• **Exercise instructions**
Find how many lines hold the word "Total". Give only the number.

• **Given data**
>> START
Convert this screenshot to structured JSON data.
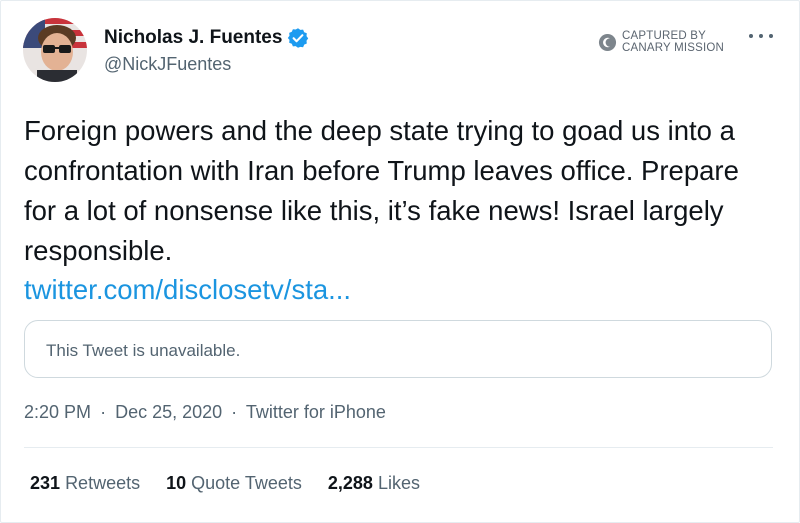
{
  "author": {
    "display_name": "Nicholas J. Fuentes",
    "handle": "@NickJFuentes",
    "verified": true
  },
  "watermark": {
    "line1": "CAPTURED BY",
    "line2": "CANARY MISSION"
  },
  "tweet": {
    "text": "Foreign powers and the deep state trying to goad us into a confrontation with Iran before Trump leaves office. Prepare for a lot of nonsense like this, it’s fake news! Israel largely responsible.",
    "link": "twitter.com/disclosetv/sta...",
    "quoted_status": "This Tweet is unavailable."
  },
  "meta": {
    "time": "2:20 PM",
    "date": "Dec 25, 2020",
    "source": "Twitter for iPhone",
    "separator": "·"
  },
  "stats": {
    "retweets_count": "231",
    "retweets_label": "Retweets",
    "quotes_count": "10",
    "quotes_label": "Quote Tweets",
    "likes_count": "2,288",
    "likes_label": "Likes"
  },
  "colors": {
    "link": "#1b95e0",
    "verified": "#1d9bf0",
    "text": "#0f1419",
    "secondary": "#536471",
    "border": "#e6ecf0"
  }
}
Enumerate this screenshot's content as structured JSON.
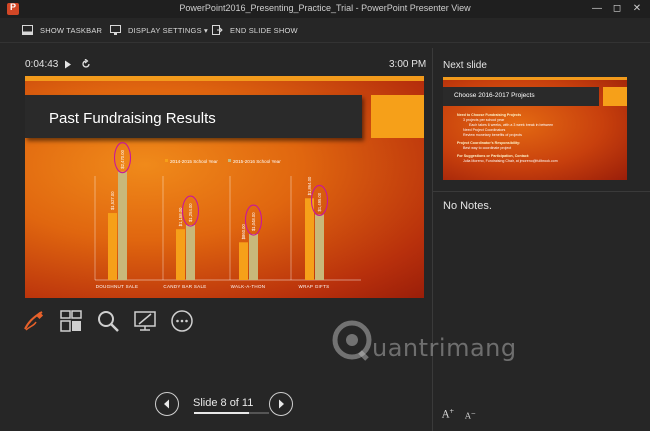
{
  "window": {
    "title": "PowerPoint2016_Presenting_Practice_Trial - PowerPoint Presenter View"
  },
  "toolbar": {
    "show_taskbar": "SHOW TASKBAR",
    "display_settings": "DISPLAY SETTINGS ▾",
    "end_slide_show": "END SLIDE SHOW"
  },
  "timer": {
    "elapsed": "0:04:43",
    "clock": "3:00 PM"
  },
  "slide": {
    "title": "Past Fundraising Results",
    "legend": [
      "2014-2015 School Year",
      "2015-2016 School Year"
    ]
  },
  "chart_data": {
    "type": "bar",
    "categories": [
      "DOUGHNUT SALE",
      "CANDY BAR SALE",
      "WALK-A-THON",
      "WRAP GIFTS"
    ],
    "series": [
      {
        "name": "2014-2015 School Year",
        "values": [
          1527,
          1158,
          860,
          1864
        ]
      },
      {
        "name": "2015-2016 School Year",
        "values": [
          2470,
          1254,
          1048,
          1495
        ]
      }
    ],
    "value_labels": [
      [
        "$1,527.00",
        "$2,470.00"
      ],
      [
        "$1,158.00",
        "$1,254.00"
      ],
      [
        "$860.00",
        "$1,048.00"
      ],
      [
        "$1,864.00",
        "$1,495.00"
      ]
    ],
    "colors": [
      "#f6a019",
      "#c8b87a"
    ]
  },
  "navigation": {
    "slide_label": "Slide 8 of 11",
    "progress": 0.727
  },
  "next": {
    "label": "Next slide",
    "title": "Choose 2016-2017 Projects",
    "lines": [
      "Need to Choose Fundraising Projects",
      "3 projects per school year",
      "Each takes 6 weeks, with a 3 week break in between",
      "Need Project Coordinators",
      "Review monetary benefits of projects",
      "Project Coordinator's Responsibility:",
      "Best way to coordinate project",
      "For Suggestions or Participation, Contact:",
      "Julia Moreno, Fundraising Chair, at jmoreno@fullbrook.com"
    ]
  },
  "notes": {
    "text": "No Notes."
  },
  "font_controls": {
    "increase": "A",
    "decrease": "A"
  },
  "watermark": {
    "text": "uantrimang"
  },
  "colors": {
    "accent": "#d24726",
    "background": "#262626"
  }
}
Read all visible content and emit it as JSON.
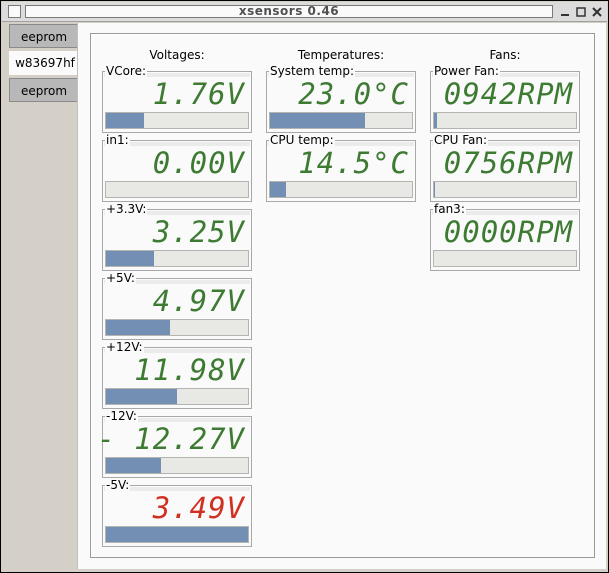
{
  "window": {
    "title": "xsensors 0.46"
  },
  "tabs": [
    {
      "label": "eeprom",
      "active": false
    },
    {
      "label": "w83697hf",
      "active": true
    },
    {
      "label": "eeprom",
      "active": false
    }
  ],
  "columns": {
    "voltages": "Voltages:",
    "temperatures": "Temperatures:",
    "fans": "Fans:"
  },
  "voltages": [
    {
      "label": "VCore:",
      "value": "1.76V",
      "level": 0.27,
      "alarm": false
    },
    {
      "label": "in1:",
      "value": "0.00V",
      "level": 0.0,
      "alarm": false
    },
    {
      "label": "+3.3V:",
      "value": "3.25V",
      "level": 0.34,
      "alarm": false
    },
    {
      "label": "+5V:",
      "value": "4.97V",
      "level": 0.45,
      "alarm": false
    },
    {
      "label": "+12V:",
      "value": "11.98V",
      "level": 0.5,
      "alarm": false
    },
    {
      "label": "-12V:",
      "value": "- 12.27V",
      "level": 0.39,
      "alarm": false
    },
    {
      "label": "-5V:",
      "value": "3.49V",
      "level": 1.0,
      "alarm": true
    }
  ],
  "temperatures": [
    {
      "label": "System temp:",
      "value": "23.0°C",
      "level": 0.67,
      "alarm": false
    },
    {
      "label": "CPU temp:",
      "value": "14.5°C",
      "level": 0.11,
      "alarm": false
    }
  ],
  "fans": [
    {
      "label": "Power Fan:",
      "value": "0942RPM",
      "level": 0.02,
      "alarm": false
    },
    {
      "label": "CPU Fan:",
      "value": "0756RPM",
      "level": 0.01,
      "alarm": false
    },
    {
      "label": "fan3:",
      "value": "0000RPM",
      "level": 0.0,
      "alarm": false
    }
  ],
  "colors": {
    "lcd_normal": "#3d7a32",
    "lcd_alarm": "#d03020",
    "bar_fill": "#7390b4"
  }
}
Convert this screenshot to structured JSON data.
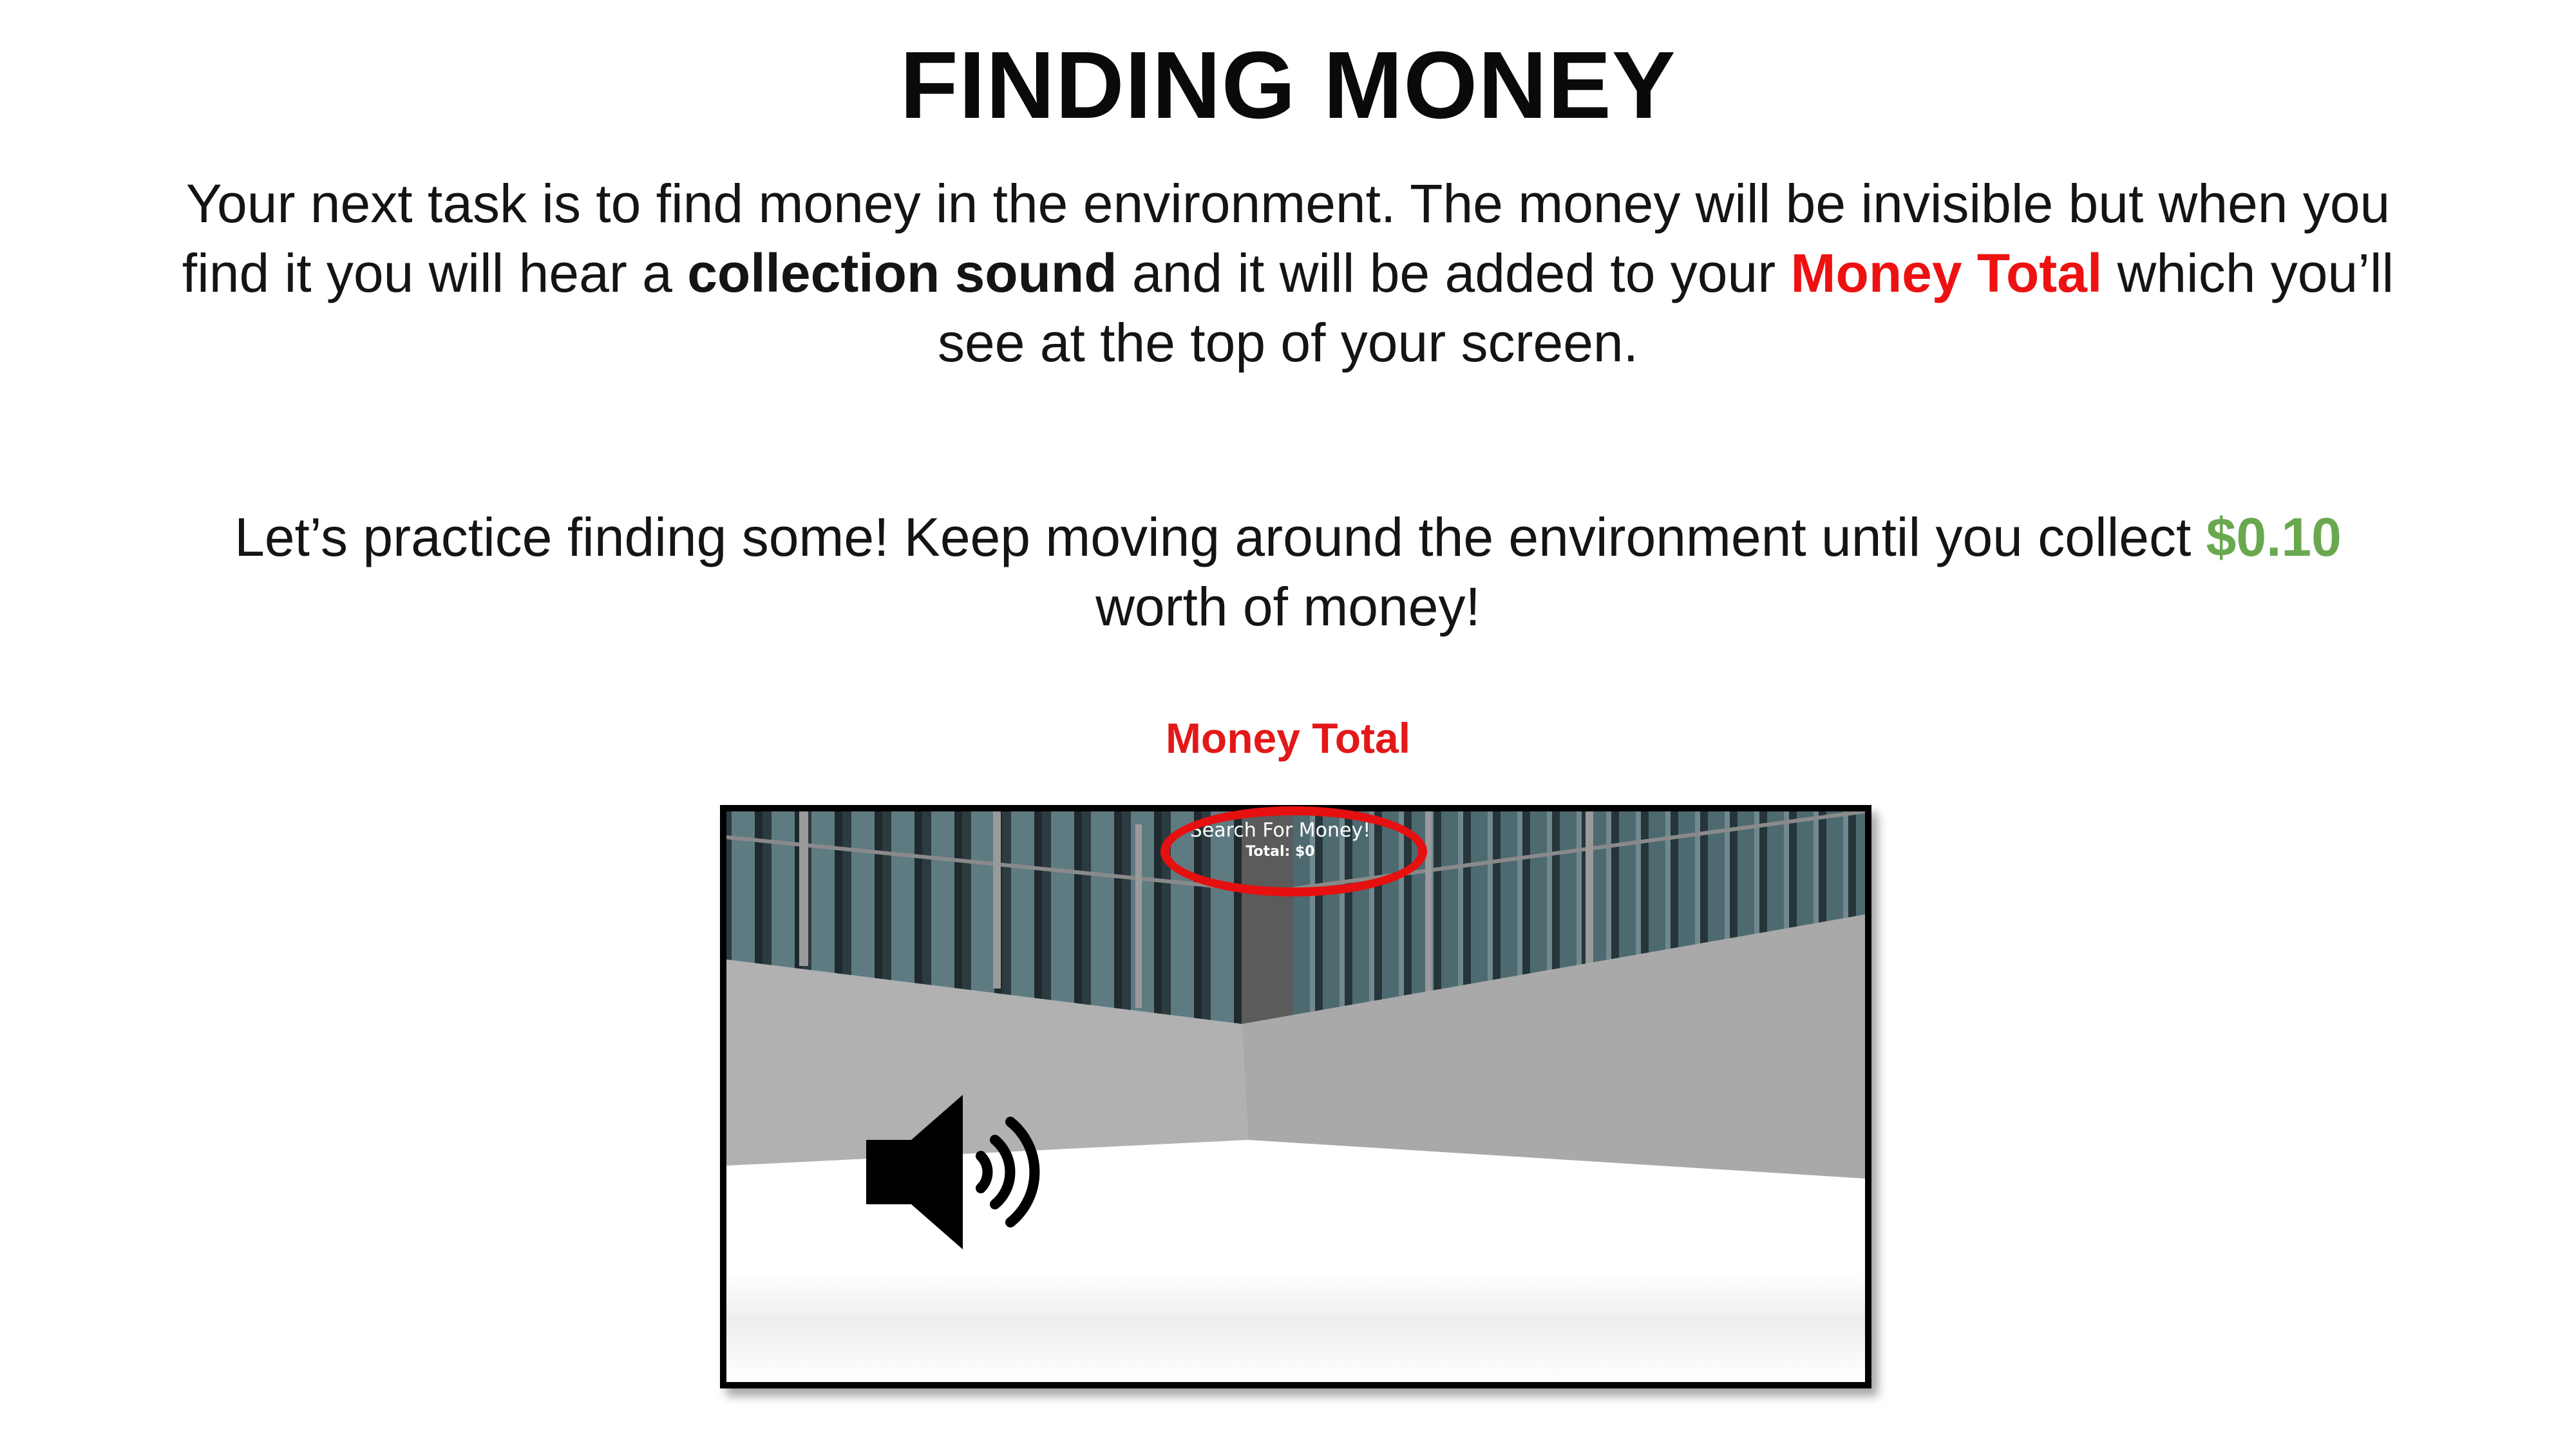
{
  "title": "FINDING MONEY",
  "paragraph1": {
    "text_a": "Your next task is to find money in the environment. The money will be invisible but when you find it you will hear a ",
    "bold": "collection sound",
    "text_b": " and it will be added to your ",
    "highlight": "Money Total",
    "text_c": " which you’ll see at the top of your screen."
  },
  "paragraph2": {
    "text_a": "Let’s practice finding some! Keep moving around the environment until you collect ",
    "amount": "$0.10",
    "text_b": " worth of money!"
  },
  "money_total_label": "Money Total",
  "game": {
    "hud_title": "Search For Money!",
    "hud_total": "Total: $0"
  },
  "icons": {
    "speaker": "speaker-volume-icon"
  },
  "colors": {
    "highlight_red": "#ee1111",
    "amount_green": "#6aa84f",
    "ring_red": "#e61010"
  }
}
>> END
• **Output for this task**
3